* [ASSIGNMENT]: Pull every line of the entries that has the word "text".

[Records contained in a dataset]
= Beginning of Section =

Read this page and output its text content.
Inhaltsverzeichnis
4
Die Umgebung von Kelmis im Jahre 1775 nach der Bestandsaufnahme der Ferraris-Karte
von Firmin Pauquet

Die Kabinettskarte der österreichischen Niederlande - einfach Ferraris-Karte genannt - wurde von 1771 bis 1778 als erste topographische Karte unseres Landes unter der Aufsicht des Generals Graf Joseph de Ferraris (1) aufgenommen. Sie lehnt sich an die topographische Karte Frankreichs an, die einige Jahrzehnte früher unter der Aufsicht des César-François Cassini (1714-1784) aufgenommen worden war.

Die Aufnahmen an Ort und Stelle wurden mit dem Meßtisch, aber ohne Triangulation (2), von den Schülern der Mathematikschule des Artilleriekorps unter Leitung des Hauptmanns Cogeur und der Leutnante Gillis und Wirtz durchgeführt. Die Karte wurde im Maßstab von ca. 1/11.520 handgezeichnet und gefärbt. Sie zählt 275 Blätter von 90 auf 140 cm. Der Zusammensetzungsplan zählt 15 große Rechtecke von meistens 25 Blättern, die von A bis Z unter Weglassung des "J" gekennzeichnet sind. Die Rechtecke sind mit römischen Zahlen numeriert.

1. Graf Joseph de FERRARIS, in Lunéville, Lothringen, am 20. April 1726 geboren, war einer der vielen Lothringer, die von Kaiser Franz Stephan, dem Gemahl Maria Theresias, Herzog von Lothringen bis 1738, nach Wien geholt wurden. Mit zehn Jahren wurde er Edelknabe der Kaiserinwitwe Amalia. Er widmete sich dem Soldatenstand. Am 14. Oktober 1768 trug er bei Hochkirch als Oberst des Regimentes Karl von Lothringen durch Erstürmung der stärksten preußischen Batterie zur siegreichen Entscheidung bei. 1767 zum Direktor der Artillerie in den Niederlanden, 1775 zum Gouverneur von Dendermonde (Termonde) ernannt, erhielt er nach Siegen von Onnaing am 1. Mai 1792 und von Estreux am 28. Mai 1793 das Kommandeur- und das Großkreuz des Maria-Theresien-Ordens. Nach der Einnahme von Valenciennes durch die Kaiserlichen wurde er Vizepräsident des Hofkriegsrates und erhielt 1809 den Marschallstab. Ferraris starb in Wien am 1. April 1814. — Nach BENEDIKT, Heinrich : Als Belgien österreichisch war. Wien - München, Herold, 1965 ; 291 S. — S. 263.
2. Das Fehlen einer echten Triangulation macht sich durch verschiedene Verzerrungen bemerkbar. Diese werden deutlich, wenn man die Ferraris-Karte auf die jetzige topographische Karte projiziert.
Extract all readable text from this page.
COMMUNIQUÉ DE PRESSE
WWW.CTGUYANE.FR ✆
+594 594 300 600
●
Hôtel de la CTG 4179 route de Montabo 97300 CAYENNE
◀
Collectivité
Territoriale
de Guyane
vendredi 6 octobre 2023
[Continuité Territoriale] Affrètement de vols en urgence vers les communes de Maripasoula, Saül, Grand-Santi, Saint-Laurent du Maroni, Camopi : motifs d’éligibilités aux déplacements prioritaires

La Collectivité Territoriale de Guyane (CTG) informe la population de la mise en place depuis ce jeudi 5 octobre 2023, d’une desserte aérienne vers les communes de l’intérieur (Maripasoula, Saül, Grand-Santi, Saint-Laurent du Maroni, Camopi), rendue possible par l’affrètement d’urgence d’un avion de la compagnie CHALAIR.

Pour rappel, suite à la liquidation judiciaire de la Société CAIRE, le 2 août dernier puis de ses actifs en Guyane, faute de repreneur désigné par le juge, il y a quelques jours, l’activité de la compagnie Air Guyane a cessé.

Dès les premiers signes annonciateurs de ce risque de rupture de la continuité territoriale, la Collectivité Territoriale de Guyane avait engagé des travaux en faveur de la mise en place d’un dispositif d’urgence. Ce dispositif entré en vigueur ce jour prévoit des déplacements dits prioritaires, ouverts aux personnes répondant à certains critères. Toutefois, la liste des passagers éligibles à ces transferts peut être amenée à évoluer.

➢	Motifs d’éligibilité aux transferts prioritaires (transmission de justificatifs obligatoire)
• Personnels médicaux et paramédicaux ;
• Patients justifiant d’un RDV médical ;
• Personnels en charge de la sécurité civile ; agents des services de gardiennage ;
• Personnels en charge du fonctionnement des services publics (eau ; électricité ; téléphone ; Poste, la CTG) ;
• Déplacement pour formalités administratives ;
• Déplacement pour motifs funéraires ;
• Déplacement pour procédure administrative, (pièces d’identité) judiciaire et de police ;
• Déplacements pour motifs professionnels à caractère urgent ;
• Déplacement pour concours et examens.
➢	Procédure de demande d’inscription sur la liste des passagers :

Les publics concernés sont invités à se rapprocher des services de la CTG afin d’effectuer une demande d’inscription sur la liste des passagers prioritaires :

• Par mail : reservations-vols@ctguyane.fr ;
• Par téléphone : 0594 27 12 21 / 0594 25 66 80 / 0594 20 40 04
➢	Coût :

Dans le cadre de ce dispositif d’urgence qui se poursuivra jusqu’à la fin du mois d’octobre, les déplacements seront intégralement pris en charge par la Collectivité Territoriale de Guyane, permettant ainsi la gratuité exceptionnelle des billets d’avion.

= End of Section =

* [RESULT]:
Read this page and output its text content.
Extract all readable text from this page.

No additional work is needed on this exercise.